Short problem » Repeat the material exactly, leaving nothing out.

• • • • •

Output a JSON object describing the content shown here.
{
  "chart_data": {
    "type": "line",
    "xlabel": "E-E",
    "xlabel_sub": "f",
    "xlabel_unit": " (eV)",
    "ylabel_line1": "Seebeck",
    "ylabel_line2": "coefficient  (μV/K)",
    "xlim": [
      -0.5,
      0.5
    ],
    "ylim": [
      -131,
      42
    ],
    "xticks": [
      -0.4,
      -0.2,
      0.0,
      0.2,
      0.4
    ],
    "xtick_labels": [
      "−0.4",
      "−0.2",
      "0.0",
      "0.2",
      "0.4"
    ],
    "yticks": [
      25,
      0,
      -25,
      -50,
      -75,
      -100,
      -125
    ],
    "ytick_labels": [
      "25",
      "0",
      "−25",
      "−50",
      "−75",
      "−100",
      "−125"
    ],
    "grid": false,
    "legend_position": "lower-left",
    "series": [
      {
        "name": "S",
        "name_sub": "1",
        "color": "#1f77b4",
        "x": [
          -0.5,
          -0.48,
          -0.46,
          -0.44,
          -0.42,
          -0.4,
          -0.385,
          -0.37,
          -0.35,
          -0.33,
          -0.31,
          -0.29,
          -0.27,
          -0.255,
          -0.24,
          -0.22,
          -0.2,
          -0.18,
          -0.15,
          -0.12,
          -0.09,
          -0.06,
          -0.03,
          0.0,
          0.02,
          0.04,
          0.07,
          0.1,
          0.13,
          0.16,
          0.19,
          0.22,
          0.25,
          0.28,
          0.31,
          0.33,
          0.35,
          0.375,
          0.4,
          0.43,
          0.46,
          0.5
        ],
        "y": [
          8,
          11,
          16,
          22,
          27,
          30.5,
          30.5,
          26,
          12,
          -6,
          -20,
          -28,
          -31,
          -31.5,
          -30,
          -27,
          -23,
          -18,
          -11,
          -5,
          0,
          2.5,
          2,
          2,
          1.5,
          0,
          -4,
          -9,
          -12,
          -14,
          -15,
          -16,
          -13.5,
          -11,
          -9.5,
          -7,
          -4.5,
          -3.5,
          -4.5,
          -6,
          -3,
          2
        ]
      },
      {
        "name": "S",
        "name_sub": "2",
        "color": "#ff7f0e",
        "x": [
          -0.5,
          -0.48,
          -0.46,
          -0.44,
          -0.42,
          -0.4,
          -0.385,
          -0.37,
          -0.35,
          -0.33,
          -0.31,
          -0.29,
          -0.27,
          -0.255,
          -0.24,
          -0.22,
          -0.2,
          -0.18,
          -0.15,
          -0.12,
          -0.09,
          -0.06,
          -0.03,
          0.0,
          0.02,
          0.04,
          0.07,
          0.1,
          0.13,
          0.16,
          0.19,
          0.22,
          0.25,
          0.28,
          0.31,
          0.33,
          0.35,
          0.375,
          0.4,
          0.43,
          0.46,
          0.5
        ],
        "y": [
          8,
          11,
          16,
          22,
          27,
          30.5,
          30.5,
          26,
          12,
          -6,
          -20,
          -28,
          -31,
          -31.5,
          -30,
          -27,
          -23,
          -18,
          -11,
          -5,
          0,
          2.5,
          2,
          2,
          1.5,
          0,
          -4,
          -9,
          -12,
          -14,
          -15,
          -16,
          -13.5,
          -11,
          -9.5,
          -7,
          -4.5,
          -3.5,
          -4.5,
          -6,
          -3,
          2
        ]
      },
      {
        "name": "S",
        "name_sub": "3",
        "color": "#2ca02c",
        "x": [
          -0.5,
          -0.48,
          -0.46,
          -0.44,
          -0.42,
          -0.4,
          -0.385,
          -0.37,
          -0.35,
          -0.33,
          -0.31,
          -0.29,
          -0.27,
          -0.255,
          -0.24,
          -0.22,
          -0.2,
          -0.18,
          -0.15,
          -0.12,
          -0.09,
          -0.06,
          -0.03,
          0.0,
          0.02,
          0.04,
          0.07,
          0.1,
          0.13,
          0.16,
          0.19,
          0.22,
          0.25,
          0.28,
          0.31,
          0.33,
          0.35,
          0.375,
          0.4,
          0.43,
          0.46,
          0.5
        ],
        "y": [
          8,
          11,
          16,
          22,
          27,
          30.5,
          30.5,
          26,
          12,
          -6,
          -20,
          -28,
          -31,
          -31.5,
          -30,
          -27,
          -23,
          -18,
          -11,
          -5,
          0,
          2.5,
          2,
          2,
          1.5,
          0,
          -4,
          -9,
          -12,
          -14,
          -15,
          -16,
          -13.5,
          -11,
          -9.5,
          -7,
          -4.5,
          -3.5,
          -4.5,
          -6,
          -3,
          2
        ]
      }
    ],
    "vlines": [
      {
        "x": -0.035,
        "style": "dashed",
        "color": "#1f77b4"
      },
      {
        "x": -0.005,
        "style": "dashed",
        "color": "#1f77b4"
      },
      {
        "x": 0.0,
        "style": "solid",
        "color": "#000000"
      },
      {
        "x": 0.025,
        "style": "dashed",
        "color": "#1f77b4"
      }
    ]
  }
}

• • • • •

Complete answer »
Output a JSON object describing the content shown here.
{
  "chart_data": {
    "type": "line",
    "xlabel": "E-E",
    "xlabel_sub": "f",
    "xlabel_unit": " (eV)",
    "ylabel_line1": "Seebeck",
    "ylabel_line2": "coefficient  (μV/K)",
    "xlim": [
      -0.5,
      0.5
    ],
    "ylim": [
      -131,
      42
    ],
    "xticks": [
      -0.4,
      -0.2,
      0.0,
      0.2,
      0.4
    ],
    "xtick_labels": [
      "−0.4",
      "−0.2",
      "0.0",
      "0.2",
      "0.4"
    ],
    "yticks": [
      25,
      0,
      -25,
      -50,
      -75,
      -100,
      -125
    ],
    "ytick_labels": [
      "25",
      "0",
      "−25",
      "−50",
      "−75",
      "−100",
      "−125"
    ],
    "grid": false,
    "legend_position": "lower-left",
    "series": [
      {
        "name": "S",
        "name_sub": "1",
        "color": "#1f77b4",
        "x": [
          -0.5,
          -0.48,
          -0.46,
          -0.44,
          -0.42,
          -0.4,
          -0.385,
          -0.37,
          -0.35,
          -0.33,
          -0.31,
          -0.29,
          -0.27,
          -0.255,
          -0.24,
          -0.22,
          -0.2,
          -0.18,
          -0.15,
          -0.12,
          -0.09,
          -0.06,
          -0.03,
          0.0,
          0.02,
          0.04,
          0.07,
          0.1,
          0.13,
          0.16,
          0.19,
          0.22,
          0.25,
          0.28,
          0.31,
          0.33,
          0.35,
          0.375,
          0.4,
          0.43,
          0.46,
          0.5
        ],
        "y": [
          8,
          11,
          16,
          22,
          27,
          30.5,
          30.5,
          26,
          12,
          -6,
          -20,
          -28,
          -31,
          -31.5,
          -30,
          -27,
          -23,
          -18,
          -11,
          -5,
          0,
          2.5,
          2,
          2,
          1.5,
          0,
          -4,
          -9,
          -12,
          -14,
          -15,
          -16,
          -13.5,
          -11,
          -9.5,
          -7,
          -4.5,
          -3.5,
          -4.5,
          -6,
          -3,
          2
        ]
      },
      {
        "name": "S",
        "name_sub": "2",
        "color": "#ff7f0e",
        "x": [
          -0.5,
          -0.48,
          -0.46,
          -0.44,
          -0.42,
          -0.4,
          -0.385,
          -0.37,
          -0.35,
          -0.33,
          -0.31,
          -0.29,
          -0.27,
          -0.255,
          -0.24,
          -0.22,
          -0.2,
          -0.18,
          -0.15,
          -0.12,
          -0.09,
          -0.06,
          -0.03,
          0.0,
          0.02,
          0.04,
          0.07,
          0.1,
          0.13,
          0.16,
          0.19,
          0.22,
          0.25,
          0.28,
          0.31,
          0.33,
          0.35,
          0.375,
          0.4,
          0.43,
          0.46,
          0.5
        ],
        "y": [
          8,
          11,
          16,
          22,
          27,
          30.5,
          30.5,
          26,
          12,
          -6,
          -20,
          -28,
          -31,
          -31.5,
          -30,
          -27,
          -23,
          -18,
          -11,
          -5,
          0,
          2.5,
          2,
          2,
          1.5,
          0,
          -4,
          -9,
          -12,
          -14,
          -15,
          -16,
          -13.5,
          -11,
          -9.5,
          -7,
          -4.5,
          -3.5,
          -4.5,
          -6,
          -3,
          2
        ]
      },
      {
        "name": "S",
        "name_sub": "3",
        "color": "#2ca02c",
        "x": [
          -0.5,
          -0.48,
          -0.46,
          -0.44,
          -0.42,
          -0.4,
          -0.385,
          -0.37,
          -0.35,
          -0.33,
          -0.31,
          -0.29,
          -0.27,
          -0.255,
          -0.24,
          -0.22,
          -0.2,
          -0.18,
          -0.15,
          -0.12,
          -0.09,
          -0.06,
          -0.03,
          0.0,
          0.02,
          0.04,
          0.07,
          0.1,
          0.13,
          0.16,
          0.19,
          0.22,
          0.25,
          0.28,
          0.31,
          0.33,
          0.35,
          0.375,
          0.4,
          0.43,
          0.46,
          0.5
        ],
        "y": [
          8,
          11,
          16,
          22,
          27,
          30.5,
          30.5,
          26,
          12,
          -6,
          -20,
          -28,
          -31,
          -31.5,
          -30,
          -27,
          -23,
          -18,
          -11,
          -5,
          0,
          2.5,
          2,
          2,
          1.5,
          0,
          -4,
          -9,
          -12,
          -14,
          -15,
          -16,
          -13.5,
          -11,
          -9.5,
          -7,
          -4.5,
          -3.5,
          -4.5,
          -6,
          -3,
          2
        ]
      }
    ],
    "vlines": [
      {
        "x": -0.035,
        "style": "dashed",
        "color": "#1f77b4"
      },
      {
        "x": -0.005,
        "style": "dashed",
        "color": "#1f77b4"
      },
      {
        "x": 0.0,
        "style": "solid",
        "color": "#000000"
      },
      {
        "x": 0.025,
        "style": "dashed",
        "color": "#1f77b4"
      }
    ]
  }
}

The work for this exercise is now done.